Reproduce every line of the material below verbatim, leaving out the pictures.
** start of EXERCISE MATERIAL **
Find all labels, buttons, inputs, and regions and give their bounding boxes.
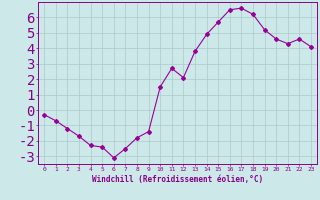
X-axis label: Windchill (Refroidissement éolien,°C): Windchill (Refroidissement éolien,°C) [92,175,263,184]
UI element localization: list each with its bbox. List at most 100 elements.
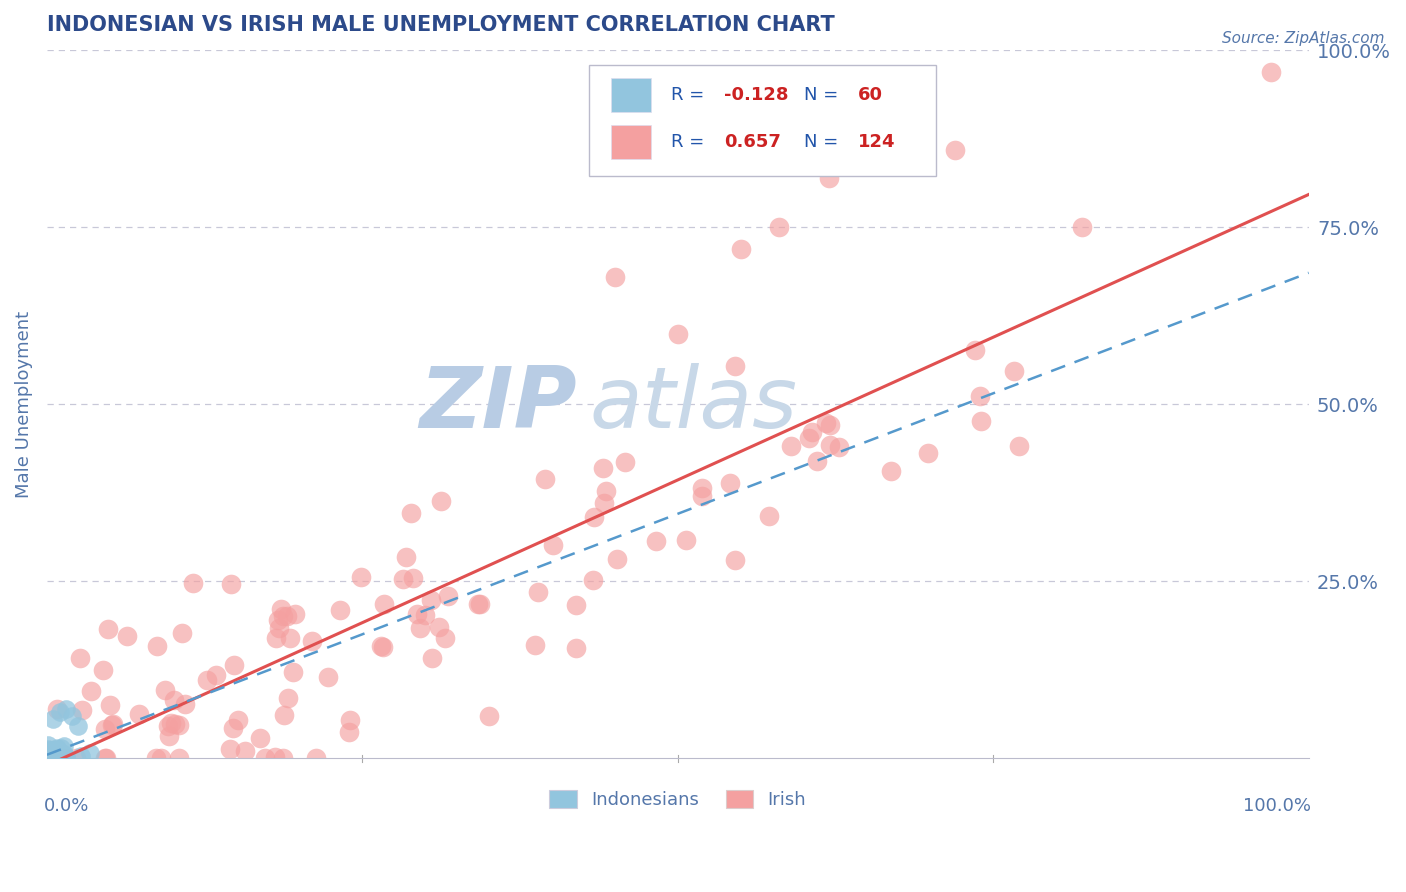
Text: R =: R = [672,86,710,104]
Point [55,751,77,765]
Point [195,673,218,687]
Point [420,592,443,607]
Point [818,438,841,452]
Point [96,750,118,764]
Text: -0.128: -0.128 [724,86,789,104]
Point [413,608,436,623]
Text: 60: 60 [858,86,883,104]
Point [93,663,115,677]
Point [173,697,195,711]
Point [167,717,190,731]
Point [94,750,117,764]
Text: INDONESIAN VS IRISH MALE UNEMPLOYMENT CORRELATION CHART: INDONESIAN VS IRISH MALE UNEMPLOYMENT CO… [46,15,835,35]
Point [273,707,295,722]
Point [55,750,77,764]
Point [39,750,62,764]
Point [541,537,564,551]
Point [101,717,124,731]
Point [39,747,62,761]
Point [46,702,69,716]
Text: R =: R = [672,134,710,152]
Point [79,746,101,760]
Point [145,750,167,764]
Bar [610,78,651,112]
Point [48,751,70,765]
Point [157,730,180,744]
Text: 0.0%: 0.0% [45,797,90,815]
Point [44,748,66,763]
Point [278,631,301,645]
Point [49,747,72,762]
Point [38,747,60,761]
Point [965,343,987,357]
Point [39,751,62,765]
Point [780,439,803,453]
Point [55,750,77,764]
Legend: Indonesians, Irish: Indonesians, Irish [543,783,813,816]
Point [395,549,418,564]
Point [45,740,67,755]
Point [97,622,120,636]
Point [690,490,713,504]
Point [409,621,432,635]
Point [41,742,63,756]
Point [149,750,172,764]
Point [38,748,60,763]
Point [614,455,637,469]
Point [53,739,76,753]
Point [534,472,557,486]
Point [758,509,780,524]
Point [349,570,371,584]
Point [603,270,626,285]
Point [370,640,392,654]
Point [582,573,605,587]
Point [593,496,616,510]
Point [606,551,628,566]
Point [392,572,415,586]
Point [249,731,271,745]
Point [233,743,256,757]
Point [41,750,63,764]
Point [115,629,138,643]
Text: 0.657: 0.657 [724,134,782,152]
Point [39,748,62,763]
Point [38,747,60,762]
Point [39,744,62,758]
Point [276,608,298,623]
Point [371,640,394,654]
Point [167,750,190,764]
Point [478,709,501,723]
Point [103,717,125,731]
Point [1002,364,1025,378]
Point [730,242,752,256]
Point [690,481,713,495]
Point [828,440,851,454]
Point [41,748,63,763]
Point [70,703,93,717]
Text: 124: 124 [858,134,896,152]
Point [53,748,76,763]
Point [429,493,451,508]
Point [675,533,697,547]
FancyBboxPatch shape [589,64,936,177]
Point [284,607,307,622]
Point [160,716,183,731]
Point [969,389,991,403]
Point [53,747,76,761]
Point [46,750,69,764]
Point [156,719,179,733]
Point [46,741,69,756]
Point [724,359,747,373]
Point [37,750,59,764]
Point [565,640,588,655]
Point [271,609,294,624]
Point [1070,220,1092,235]
Point [467,598,489,612]
Point [49,745,72,759]
Point [35,750,58,764]
Point [48,706,70,720]
Point [55,702,77,716]
Point [80,684,103,698]
Point [301,633,323,648]
Point [420,650,443,665]
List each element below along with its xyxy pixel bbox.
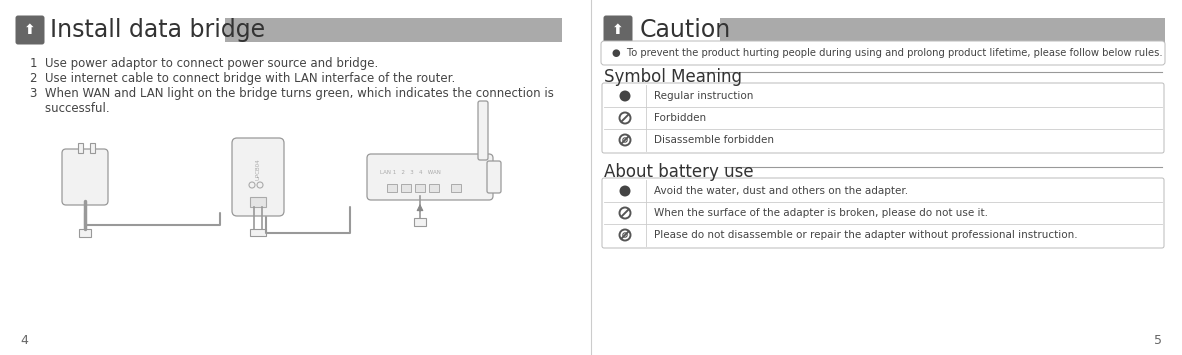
** end of EXERCISE MATERIAL **
SOLVED PROBLEM:
Find all labels, buttons, inputs, and regions and give their bounding boxes.
X-axis label: Windchill (Refroidissement éolien,°C): Windchill (Refroidissement éolien,°C) [92,175,263,184]
UI element localization: list each with its bbox. List at most 100 elements.
Text: R =: R = [672,86,710,104]
Point [55,751,77,765]
Point [195,673,218,687]
Point [420,592,443,607]
Point [818,438,841,452]
Point [96,750,118,764]
Text: -0.128: -0.128 [724,86,789,104]
Point [413,608,436,623]
Text: 60: 60 [858,86,883,104]
Point [93,663,115,677]
Point [173,697,195,711]
Point [167,717,190,731]
Point [94,750,117,764]
Text: INDONESIAN VS IRISH MALE UNEMPLOYMENT CORRELATION CHART: INDONESIAN VS IRISH MALE UNEMPLOYMENT CO… [46,15,835,35]
Point [273,707,295,722]
Point [55,750,77,764]
Point [39,750,62,764]
Point [541,537,564,551]
Point [101,717,124,731]
Point [39,747,62,761]
Point [46,702,69,716]
Text: R =: R = [672,134,710,152]
Point [79,746,101,760]
Point [145,750,167,764]
Bar [610,78,651,112]
Point [48,751,70,765]
Point [157,730,180,744]
Text: 0.0%: 0.0% [45,797,90,815]
Point [44,748,66,763]
Point [278,631,301,645]
Point [49,747,72,762]
Point [38,747,60,761]
Point [965,343,987,357]
Point [39,751,62,765]
Point [780,439,803,453]
Point [55,750,77,764]
Legend: Indonesians, Irish: Indonesians, Irish [543,783,813,816]
Point [395,549,418,564]
Point [45,740,67,755]
Point [97,622,120,636]
Point [690,490,713,504]
Point [409,621,432,635]
Point [41,742,63,756]
Point [149,750,172,764]
Point [38,748,60,763]
Point [614,455,637,469]
Point [53,739,76,753]
Point [534,472,557,486]
Point [758,509,780,524]
Point [349,570,371,584]
Point [603,270,626,285]
Point [370,640,392,654]
Point [582,573,605,587]
Point [593,496,616,510]
Point [606,551,628,566]
Point [392,572,415,586]
Point [249,731,271,745]
Point [233,743,256,757]
Point [41,750,63,764]
Point [115,629,138,643]
Text: 0.657: 0.657 [724,134,782,152]
Point [39,748,62,763]
Point [38,747,60,762]
Point [39,744,62,758]
Point [276,608,298,623]
Point [371,640,394,654]
Point [167,750,190,764]
Point [478,709,501,723]
Point [103,717,125,731]
Point [1002,364,1025,378]
Point [730,242,752,256]
Point [690,481,713,495]
Point [828,440,851,454]
Point [41,748,63,763]
Point [70,703,93,717]
Text: 124: 124 [858,134,896,152]
Point [53,748,76,763]
Point [429,493,451,508]
Point [675,533,697,547]
FancyBboxPatch shape [589,64,936,177]
Point [284,607,307,622]
Point [160,716,183,731]
Point [969,389,991,403]
Point [53,747,76,761]
Point [46,750,69,764]
Point [156,719,179,733]
Point [46,741,69,756]
Point [724,359,747,373]
Point [37,750,59,764]
Point [565,640,588,655]
Point [271,609,294,624]
Point [1070,220,1092,235]
Point [467,598,489,612]
Point [49,745,72,759]
Point [35,750,58,764]
Point [48,706,70,720]
Point [55,702,77,716]
Point [80,684,103,698]
Point [301,633,323,648]
Point [420,650,443,665]
List each element below along with its xyxy pixel bbox.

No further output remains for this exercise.